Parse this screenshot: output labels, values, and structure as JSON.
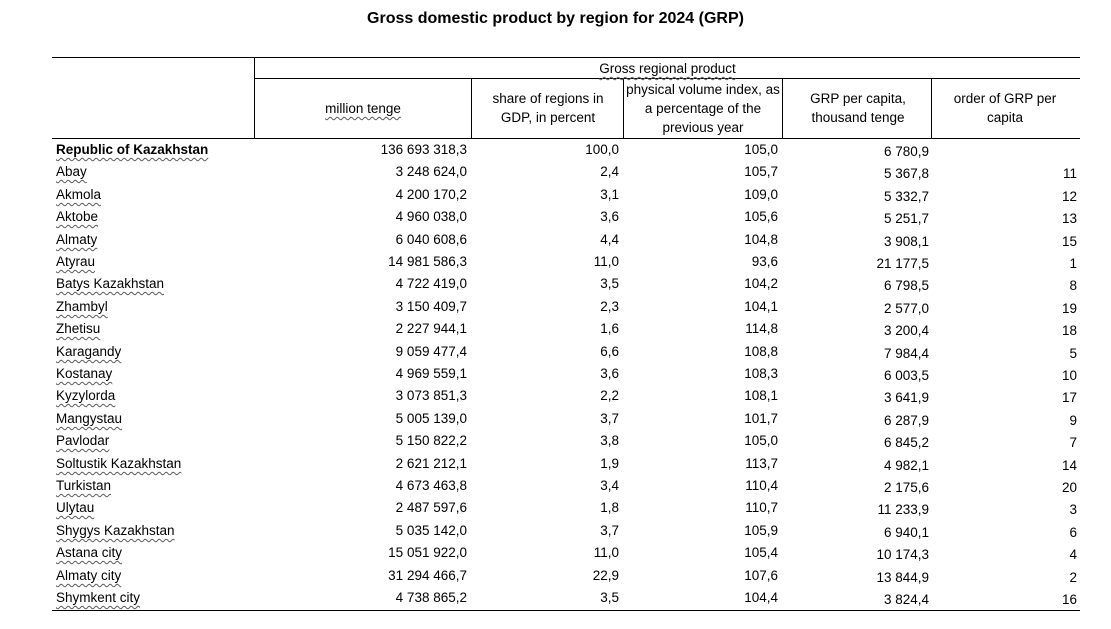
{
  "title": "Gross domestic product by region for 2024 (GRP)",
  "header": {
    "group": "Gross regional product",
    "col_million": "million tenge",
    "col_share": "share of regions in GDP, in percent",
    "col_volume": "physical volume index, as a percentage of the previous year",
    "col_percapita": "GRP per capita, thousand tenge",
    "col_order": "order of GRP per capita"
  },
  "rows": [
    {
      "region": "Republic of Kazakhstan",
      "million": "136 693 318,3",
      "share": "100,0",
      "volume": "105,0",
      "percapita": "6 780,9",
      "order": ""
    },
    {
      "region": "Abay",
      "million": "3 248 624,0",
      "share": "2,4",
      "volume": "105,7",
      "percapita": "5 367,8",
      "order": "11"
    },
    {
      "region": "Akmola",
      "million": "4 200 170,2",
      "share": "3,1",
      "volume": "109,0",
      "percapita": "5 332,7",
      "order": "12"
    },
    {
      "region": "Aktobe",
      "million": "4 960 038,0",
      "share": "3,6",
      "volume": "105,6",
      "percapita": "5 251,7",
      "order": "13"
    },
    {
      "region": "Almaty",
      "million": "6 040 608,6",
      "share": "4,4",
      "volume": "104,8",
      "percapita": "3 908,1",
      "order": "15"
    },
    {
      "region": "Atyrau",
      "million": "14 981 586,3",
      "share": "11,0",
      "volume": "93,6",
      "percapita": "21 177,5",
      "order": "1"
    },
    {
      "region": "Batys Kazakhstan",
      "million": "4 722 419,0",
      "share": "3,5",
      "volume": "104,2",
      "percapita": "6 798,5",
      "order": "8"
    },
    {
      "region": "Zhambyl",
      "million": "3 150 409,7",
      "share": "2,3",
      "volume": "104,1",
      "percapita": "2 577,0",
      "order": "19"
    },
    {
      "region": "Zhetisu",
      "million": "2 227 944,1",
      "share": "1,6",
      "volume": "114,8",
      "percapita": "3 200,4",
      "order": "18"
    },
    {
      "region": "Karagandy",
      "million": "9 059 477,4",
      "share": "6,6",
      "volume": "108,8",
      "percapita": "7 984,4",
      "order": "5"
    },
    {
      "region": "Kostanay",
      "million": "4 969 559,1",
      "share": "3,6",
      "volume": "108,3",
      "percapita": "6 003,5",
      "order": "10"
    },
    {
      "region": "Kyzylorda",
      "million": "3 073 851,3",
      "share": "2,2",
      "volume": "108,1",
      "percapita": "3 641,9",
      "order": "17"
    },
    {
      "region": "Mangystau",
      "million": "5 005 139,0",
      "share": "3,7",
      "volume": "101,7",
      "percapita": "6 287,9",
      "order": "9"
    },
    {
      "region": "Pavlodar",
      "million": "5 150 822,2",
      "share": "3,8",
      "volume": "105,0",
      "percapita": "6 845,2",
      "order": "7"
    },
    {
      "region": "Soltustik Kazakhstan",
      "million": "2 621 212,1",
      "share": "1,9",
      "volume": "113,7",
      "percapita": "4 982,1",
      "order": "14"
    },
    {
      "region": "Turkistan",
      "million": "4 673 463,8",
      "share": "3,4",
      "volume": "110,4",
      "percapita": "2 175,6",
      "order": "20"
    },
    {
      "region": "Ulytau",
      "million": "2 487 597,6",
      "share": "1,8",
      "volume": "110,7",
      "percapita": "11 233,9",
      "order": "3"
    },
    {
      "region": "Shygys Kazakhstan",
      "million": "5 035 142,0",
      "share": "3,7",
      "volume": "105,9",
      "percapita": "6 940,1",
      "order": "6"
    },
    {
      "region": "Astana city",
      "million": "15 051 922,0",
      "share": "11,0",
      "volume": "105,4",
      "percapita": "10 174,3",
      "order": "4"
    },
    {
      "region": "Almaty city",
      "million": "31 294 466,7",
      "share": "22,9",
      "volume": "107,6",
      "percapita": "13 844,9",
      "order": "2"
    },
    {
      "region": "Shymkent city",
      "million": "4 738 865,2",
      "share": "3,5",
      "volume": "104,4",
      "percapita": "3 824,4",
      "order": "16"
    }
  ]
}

+++

Work to be completed
Look through the entries above and report each line where the string "tenge" occurs.

The reply
    "col_million": "million tenge",
    "col_percapita": "GRP per capita, thousand tenge",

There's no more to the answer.